**TO DO**: Scan the following material for the string "Units" and copy each line in which it appears.

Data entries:
----------------

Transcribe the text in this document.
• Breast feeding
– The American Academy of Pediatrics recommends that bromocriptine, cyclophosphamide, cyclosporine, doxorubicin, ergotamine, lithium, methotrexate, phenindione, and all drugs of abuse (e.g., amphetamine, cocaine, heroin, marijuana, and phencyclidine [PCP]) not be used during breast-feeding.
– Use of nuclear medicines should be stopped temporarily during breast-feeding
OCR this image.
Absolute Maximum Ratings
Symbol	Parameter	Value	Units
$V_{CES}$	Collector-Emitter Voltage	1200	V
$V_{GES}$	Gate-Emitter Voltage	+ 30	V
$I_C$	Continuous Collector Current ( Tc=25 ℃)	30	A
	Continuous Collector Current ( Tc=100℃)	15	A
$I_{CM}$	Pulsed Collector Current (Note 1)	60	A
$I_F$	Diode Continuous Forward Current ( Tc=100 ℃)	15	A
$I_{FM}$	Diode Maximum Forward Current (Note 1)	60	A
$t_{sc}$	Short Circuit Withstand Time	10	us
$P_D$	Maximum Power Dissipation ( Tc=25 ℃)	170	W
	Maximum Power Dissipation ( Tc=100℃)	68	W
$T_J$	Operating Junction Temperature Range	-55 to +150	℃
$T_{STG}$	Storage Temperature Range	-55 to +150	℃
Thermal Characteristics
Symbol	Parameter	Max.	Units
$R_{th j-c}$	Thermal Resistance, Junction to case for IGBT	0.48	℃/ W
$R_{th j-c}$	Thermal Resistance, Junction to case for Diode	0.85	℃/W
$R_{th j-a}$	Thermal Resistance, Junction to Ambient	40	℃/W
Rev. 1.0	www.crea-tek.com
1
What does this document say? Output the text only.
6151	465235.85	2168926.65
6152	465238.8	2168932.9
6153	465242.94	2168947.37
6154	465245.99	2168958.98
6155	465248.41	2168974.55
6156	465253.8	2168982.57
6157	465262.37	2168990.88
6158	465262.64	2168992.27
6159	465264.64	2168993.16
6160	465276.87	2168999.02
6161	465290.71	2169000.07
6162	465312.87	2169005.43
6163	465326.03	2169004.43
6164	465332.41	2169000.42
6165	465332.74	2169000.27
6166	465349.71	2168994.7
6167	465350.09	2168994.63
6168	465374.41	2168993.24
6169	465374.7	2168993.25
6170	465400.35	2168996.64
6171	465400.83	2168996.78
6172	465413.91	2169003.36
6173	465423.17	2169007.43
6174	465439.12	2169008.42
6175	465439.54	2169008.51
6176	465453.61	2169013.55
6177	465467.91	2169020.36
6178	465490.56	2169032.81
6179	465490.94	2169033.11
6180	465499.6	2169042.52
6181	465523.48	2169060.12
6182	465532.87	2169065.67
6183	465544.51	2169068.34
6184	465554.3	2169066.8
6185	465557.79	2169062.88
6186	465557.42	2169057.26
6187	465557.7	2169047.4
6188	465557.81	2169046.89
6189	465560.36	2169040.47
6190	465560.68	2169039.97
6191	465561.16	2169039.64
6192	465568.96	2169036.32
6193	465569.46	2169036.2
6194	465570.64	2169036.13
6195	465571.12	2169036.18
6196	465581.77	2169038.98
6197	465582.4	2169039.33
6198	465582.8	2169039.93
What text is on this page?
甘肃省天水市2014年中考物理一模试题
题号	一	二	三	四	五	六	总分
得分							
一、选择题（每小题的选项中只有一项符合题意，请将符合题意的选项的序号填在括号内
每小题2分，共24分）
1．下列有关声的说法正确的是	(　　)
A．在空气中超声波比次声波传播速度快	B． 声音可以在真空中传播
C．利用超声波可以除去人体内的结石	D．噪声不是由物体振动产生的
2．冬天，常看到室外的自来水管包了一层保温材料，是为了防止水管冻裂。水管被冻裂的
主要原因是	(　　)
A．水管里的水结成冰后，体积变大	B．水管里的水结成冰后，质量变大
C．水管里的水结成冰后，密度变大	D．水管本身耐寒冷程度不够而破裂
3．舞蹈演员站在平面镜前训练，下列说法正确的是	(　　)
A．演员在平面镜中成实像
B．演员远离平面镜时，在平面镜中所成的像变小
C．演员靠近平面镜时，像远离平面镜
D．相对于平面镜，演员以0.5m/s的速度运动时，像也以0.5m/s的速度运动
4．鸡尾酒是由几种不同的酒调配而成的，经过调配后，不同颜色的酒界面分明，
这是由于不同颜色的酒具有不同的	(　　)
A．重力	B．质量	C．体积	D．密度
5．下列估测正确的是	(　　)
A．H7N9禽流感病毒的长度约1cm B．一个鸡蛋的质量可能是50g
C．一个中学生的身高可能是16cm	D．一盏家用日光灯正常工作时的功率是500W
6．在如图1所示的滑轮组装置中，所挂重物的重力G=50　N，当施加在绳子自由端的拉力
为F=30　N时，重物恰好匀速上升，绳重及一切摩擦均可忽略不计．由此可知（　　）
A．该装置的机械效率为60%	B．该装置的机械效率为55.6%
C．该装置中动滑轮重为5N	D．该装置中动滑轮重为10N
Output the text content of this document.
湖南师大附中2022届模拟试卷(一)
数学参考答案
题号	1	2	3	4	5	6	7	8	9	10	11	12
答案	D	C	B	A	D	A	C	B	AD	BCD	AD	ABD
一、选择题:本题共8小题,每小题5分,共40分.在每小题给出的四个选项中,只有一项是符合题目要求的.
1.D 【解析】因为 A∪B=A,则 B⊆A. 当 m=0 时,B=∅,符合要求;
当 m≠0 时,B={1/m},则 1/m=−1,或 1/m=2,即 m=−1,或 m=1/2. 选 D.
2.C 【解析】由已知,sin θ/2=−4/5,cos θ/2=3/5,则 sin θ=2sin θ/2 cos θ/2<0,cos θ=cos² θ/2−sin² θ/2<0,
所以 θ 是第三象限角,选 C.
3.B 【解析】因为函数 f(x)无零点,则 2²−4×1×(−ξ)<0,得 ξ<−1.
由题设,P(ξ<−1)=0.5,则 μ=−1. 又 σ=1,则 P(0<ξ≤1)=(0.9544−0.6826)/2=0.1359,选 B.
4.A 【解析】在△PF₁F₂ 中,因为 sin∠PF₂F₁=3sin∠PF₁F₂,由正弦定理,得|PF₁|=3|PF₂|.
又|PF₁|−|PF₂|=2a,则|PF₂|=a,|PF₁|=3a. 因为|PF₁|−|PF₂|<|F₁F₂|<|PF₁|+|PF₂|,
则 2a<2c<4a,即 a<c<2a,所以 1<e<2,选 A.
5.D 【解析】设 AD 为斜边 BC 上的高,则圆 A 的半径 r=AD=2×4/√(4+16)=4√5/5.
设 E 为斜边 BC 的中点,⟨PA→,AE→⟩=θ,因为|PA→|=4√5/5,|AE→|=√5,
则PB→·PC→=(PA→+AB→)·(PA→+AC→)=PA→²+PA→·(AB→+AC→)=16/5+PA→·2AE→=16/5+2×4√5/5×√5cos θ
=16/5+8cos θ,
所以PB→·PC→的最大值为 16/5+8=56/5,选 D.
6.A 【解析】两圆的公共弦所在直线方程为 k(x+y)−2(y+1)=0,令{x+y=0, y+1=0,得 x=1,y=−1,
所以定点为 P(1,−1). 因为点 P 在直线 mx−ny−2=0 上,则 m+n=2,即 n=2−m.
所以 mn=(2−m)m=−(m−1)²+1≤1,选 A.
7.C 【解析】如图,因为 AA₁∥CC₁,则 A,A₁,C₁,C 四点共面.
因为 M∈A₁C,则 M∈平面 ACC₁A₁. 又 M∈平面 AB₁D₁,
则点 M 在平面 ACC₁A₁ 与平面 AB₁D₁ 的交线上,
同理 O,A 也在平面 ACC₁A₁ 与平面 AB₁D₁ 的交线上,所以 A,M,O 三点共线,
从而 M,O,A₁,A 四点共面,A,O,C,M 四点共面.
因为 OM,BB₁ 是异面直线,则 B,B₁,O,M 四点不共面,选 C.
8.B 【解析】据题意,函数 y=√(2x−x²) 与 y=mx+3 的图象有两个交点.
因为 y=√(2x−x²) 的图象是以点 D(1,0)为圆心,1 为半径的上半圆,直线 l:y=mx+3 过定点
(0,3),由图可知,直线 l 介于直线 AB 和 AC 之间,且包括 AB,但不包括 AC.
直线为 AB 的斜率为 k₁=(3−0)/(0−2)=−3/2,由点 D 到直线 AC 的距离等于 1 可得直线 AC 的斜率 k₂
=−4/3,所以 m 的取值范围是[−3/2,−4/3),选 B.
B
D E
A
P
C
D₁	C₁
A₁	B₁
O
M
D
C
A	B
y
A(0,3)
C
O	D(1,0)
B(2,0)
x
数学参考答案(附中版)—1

----------------

**WORKED SOLUTION**:
Symbol	Parameter	Value	Units
Symbol	Parameter	Max.	Units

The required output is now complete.